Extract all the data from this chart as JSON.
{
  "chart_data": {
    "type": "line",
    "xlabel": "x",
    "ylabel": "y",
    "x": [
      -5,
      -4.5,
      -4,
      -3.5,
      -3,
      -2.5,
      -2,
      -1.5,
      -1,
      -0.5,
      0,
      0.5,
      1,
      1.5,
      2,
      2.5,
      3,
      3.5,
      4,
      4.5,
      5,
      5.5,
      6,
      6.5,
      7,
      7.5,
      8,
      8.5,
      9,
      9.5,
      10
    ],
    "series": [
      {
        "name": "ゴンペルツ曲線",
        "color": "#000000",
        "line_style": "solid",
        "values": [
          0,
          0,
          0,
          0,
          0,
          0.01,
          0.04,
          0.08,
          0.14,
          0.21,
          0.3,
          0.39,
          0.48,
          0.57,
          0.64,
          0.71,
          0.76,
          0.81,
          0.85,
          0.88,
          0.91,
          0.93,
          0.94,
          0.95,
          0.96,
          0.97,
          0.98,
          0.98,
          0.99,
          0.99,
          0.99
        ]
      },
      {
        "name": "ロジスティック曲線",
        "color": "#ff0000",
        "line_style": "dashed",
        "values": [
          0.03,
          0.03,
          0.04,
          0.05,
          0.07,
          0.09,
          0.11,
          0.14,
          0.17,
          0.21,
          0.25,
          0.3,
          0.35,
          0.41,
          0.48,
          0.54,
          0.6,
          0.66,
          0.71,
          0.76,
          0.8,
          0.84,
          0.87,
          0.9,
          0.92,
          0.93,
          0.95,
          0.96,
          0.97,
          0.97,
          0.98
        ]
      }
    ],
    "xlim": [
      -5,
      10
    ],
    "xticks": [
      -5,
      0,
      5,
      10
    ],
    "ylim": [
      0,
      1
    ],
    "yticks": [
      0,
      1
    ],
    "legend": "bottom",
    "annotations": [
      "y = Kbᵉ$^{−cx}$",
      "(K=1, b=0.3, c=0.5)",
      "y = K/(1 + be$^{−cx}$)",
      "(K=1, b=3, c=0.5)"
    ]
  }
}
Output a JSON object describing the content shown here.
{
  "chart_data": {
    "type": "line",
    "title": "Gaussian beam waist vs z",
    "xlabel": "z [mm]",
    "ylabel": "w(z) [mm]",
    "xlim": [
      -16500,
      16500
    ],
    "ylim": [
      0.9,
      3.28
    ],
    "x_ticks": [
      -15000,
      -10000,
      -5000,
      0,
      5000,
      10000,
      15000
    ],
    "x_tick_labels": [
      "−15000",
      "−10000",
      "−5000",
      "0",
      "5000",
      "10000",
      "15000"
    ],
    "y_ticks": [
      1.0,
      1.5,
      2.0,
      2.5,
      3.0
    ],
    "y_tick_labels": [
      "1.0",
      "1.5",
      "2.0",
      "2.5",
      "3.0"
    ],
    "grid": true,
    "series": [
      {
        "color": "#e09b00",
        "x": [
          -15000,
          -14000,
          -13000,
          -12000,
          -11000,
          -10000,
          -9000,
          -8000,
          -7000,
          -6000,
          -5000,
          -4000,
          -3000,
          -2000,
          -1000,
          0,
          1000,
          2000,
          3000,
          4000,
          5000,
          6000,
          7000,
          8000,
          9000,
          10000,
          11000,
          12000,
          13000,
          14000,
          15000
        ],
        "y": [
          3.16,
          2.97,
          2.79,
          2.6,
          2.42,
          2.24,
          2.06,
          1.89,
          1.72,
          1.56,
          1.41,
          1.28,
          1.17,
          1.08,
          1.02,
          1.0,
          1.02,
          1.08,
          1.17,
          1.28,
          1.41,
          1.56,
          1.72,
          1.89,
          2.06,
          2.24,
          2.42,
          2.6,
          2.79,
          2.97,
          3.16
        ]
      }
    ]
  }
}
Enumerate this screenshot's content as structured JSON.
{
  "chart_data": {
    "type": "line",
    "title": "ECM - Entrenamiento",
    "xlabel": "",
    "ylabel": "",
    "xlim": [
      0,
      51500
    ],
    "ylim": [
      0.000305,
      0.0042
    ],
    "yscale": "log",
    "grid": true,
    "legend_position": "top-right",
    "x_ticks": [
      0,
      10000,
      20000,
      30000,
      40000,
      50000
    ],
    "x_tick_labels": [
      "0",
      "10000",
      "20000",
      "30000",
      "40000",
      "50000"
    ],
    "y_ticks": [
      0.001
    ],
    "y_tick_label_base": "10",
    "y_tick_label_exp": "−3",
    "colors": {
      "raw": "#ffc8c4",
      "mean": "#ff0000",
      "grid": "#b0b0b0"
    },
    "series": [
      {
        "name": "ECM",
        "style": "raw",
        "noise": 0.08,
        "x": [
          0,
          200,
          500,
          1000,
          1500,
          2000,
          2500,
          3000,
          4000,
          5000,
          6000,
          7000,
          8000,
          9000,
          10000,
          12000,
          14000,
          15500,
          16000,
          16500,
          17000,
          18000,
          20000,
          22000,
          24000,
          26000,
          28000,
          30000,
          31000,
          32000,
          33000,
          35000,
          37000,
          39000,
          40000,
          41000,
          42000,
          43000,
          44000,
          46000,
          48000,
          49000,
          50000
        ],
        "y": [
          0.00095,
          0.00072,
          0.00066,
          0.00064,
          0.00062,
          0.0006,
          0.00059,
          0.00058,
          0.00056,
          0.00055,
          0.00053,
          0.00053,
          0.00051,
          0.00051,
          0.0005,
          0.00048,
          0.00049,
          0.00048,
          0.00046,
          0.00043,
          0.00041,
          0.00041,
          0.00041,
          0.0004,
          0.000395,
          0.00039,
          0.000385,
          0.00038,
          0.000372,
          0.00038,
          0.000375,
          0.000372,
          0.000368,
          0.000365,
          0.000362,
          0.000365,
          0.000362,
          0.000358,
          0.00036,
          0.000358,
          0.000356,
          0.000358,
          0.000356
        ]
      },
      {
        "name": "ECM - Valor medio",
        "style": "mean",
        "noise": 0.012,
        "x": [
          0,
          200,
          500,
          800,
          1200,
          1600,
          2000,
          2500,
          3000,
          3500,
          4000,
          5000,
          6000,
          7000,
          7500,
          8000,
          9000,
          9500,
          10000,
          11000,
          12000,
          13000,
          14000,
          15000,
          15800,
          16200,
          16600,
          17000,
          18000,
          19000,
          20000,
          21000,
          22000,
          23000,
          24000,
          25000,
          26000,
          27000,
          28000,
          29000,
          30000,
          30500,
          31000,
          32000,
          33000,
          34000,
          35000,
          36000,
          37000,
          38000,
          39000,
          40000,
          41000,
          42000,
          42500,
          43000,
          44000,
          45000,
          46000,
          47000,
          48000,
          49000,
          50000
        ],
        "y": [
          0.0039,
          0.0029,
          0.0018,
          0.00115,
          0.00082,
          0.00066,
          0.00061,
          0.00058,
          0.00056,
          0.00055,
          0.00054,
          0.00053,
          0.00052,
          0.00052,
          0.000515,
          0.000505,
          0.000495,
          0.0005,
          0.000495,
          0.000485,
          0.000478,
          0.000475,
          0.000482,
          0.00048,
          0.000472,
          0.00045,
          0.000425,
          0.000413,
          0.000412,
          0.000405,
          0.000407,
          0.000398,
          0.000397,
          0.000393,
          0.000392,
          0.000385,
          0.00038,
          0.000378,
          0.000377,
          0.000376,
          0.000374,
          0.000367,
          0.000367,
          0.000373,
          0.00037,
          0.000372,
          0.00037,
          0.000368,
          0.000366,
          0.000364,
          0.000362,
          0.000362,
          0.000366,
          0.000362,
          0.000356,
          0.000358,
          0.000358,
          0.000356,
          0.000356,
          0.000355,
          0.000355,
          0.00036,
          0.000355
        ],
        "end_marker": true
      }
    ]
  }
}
◇ ◇ ◇ ◇ ◇
_EXERCISE TASK_
Looking at the entries above, say how many lines contain the word "JSON". Only the number is wanted.

_ANSWER FOR THIS EXERCISE_
3